Dataset excerpt:
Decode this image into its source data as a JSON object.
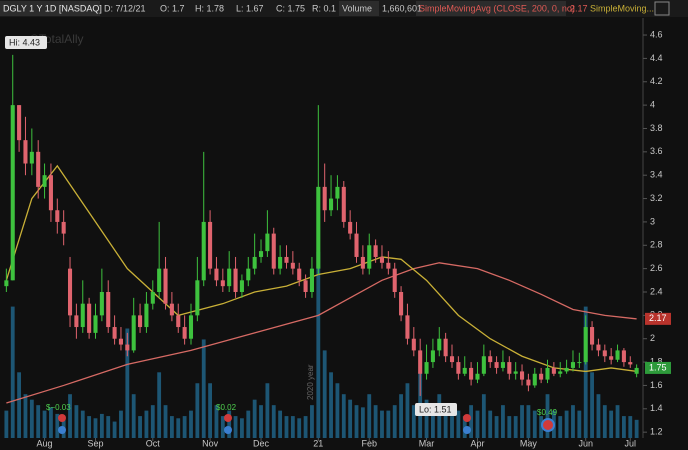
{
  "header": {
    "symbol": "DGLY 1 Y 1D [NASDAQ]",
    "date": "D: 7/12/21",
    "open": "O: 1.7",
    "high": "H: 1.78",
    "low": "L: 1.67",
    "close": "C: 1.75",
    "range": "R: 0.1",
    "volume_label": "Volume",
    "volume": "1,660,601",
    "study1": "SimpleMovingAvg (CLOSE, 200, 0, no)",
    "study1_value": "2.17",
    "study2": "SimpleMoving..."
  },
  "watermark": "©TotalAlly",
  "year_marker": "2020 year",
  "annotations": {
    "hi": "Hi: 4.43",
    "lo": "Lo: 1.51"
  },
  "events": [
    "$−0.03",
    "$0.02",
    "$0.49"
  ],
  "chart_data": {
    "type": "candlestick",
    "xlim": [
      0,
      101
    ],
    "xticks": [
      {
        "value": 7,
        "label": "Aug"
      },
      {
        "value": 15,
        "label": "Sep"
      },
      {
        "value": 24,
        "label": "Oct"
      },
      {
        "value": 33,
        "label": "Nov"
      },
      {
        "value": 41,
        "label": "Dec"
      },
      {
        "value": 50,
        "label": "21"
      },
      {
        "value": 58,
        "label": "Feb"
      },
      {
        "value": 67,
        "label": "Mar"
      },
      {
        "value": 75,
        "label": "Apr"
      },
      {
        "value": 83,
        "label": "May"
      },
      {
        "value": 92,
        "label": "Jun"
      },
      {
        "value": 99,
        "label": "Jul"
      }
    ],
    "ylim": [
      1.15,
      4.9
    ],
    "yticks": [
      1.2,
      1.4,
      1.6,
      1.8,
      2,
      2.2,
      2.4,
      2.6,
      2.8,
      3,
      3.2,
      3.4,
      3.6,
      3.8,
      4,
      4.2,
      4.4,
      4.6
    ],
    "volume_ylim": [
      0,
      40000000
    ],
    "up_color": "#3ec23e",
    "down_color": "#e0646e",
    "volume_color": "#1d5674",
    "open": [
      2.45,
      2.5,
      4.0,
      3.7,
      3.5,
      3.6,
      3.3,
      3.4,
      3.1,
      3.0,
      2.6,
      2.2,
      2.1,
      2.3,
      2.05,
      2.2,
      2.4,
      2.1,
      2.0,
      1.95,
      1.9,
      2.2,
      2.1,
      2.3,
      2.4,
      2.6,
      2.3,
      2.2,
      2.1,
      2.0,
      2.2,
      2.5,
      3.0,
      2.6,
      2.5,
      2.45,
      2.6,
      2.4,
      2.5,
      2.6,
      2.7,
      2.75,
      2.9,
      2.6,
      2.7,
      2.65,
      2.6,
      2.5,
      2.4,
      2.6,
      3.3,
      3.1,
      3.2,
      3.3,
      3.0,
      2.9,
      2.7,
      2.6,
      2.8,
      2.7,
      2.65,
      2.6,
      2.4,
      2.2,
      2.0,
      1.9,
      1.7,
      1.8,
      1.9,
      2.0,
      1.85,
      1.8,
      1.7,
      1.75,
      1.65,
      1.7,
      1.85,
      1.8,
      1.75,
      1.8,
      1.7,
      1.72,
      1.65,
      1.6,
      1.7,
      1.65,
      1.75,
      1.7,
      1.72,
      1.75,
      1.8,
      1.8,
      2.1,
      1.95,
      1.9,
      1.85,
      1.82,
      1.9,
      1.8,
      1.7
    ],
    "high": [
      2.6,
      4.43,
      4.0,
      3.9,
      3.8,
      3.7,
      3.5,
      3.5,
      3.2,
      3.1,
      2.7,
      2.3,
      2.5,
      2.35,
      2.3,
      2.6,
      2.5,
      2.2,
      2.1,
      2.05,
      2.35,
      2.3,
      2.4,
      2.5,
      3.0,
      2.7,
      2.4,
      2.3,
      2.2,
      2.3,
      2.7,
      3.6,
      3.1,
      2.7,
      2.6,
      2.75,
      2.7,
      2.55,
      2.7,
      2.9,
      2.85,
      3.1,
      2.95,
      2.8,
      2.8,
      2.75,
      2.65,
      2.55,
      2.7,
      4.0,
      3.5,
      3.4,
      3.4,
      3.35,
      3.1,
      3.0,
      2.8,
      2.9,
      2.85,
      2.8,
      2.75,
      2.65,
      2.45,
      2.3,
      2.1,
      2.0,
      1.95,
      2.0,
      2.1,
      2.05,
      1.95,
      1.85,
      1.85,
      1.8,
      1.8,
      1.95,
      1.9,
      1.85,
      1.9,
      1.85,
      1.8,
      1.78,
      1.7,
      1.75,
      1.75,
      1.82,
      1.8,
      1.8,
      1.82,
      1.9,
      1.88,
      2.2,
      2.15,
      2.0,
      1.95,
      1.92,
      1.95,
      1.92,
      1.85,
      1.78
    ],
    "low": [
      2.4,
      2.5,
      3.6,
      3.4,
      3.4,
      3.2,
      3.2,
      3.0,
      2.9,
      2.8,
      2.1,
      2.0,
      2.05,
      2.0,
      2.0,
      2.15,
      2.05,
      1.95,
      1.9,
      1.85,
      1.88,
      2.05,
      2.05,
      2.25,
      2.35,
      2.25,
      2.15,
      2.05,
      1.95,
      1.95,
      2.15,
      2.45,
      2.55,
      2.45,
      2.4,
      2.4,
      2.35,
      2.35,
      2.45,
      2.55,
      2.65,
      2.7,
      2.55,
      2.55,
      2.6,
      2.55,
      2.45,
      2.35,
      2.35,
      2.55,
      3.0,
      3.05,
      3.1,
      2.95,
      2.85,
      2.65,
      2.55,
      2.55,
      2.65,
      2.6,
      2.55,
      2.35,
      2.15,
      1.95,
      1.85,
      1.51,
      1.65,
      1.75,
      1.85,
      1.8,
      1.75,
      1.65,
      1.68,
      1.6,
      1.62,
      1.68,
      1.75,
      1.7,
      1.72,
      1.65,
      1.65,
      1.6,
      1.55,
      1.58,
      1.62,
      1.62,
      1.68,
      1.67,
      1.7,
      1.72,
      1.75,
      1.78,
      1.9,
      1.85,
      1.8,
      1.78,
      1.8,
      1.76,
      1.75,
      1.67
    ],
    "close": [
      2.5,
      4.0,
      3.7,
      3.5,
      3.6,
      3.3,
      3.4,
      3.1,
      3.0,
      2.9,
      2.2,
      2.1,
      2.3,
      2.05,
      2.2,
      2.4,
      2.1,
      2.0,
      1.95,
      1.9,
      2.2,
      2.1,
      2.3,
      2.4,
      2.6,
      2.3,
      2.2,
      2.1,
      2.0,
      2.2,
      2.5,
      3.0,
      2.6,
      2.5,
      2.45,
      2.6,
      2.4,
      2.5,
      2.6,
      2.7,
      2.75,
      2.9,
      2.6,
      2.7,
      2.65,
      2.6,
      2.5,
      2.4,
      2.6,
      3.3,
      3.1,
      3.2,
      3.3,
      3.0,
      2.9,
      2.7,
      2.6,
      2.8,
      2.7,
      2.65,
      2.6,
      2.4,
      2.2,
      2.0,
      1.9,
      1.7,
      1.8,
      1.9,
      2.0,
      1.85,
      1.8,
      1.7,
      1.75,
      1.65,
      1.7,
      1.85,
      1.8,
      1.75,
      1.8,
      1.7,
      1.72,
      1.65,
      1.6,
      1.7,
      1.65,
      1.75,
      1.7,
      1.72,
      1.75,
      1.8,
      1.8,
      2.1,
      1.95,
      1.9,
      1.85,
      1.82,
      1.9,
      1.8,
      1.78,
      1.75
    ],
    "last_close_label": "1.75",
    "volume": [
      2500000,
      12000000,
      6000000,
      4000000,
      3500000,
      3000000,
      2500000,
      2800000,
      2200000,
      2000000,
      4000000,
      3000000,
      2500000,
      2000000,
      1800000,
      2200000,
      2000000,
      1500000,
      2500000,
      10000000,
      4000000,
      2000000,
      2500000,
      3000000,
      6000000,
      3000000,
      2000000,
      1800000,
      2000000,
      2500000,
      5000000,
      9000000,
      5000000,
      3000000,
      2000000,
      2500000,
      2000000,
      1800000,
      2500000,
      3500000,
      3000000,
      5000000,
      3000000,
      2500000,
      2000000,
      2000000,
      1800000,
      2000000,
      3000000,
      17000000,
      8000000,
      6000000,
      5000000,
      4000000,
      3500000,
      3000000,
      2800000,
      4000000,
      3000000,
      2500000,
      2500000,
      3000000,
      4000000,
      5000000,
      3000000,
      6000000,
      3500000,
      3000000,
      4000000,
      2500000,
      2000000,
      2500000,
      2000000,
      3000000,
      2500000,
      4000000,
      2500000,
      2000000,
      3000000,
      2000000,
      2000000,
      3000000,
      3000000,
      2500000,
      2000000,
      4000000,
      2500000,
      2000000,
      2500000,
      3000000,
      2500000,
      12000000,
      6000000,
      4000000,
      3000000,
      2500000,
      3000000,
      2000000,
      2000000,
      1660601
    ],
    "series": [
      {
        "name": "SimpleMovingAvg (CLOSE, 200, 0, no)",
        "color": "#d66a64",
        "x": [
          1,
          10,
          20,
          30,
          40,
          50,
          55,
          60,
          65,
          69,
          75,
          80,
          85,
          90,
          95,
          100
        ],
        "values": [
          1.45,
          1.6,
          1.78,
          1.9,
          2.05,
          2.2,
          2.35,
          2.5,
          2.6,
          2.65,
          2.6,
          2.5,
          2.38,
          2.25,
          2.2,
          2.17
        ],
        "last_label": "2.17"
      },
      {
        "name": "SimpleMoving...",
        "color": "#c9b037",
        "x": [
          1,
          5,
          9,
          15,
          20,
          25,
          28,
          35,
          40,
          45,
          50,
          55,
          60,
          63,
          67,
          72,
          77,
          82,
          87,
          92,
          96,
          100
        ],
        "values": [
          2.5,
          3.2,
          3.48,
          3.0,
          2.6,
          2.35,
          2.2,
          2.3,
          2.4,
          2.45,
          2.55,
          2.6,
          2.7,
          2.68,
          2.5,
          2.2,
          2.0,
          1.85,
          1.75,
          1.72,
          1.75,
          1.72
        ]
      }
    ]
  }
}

WHAT THE TASK ASKS: In the material above, find each line that contains the word "name", and select it.

THE REPLY:
        "name": "SimpleMovingAvg (CLOSE, 200, 0, no)",
        "name": "SimpleMoving...",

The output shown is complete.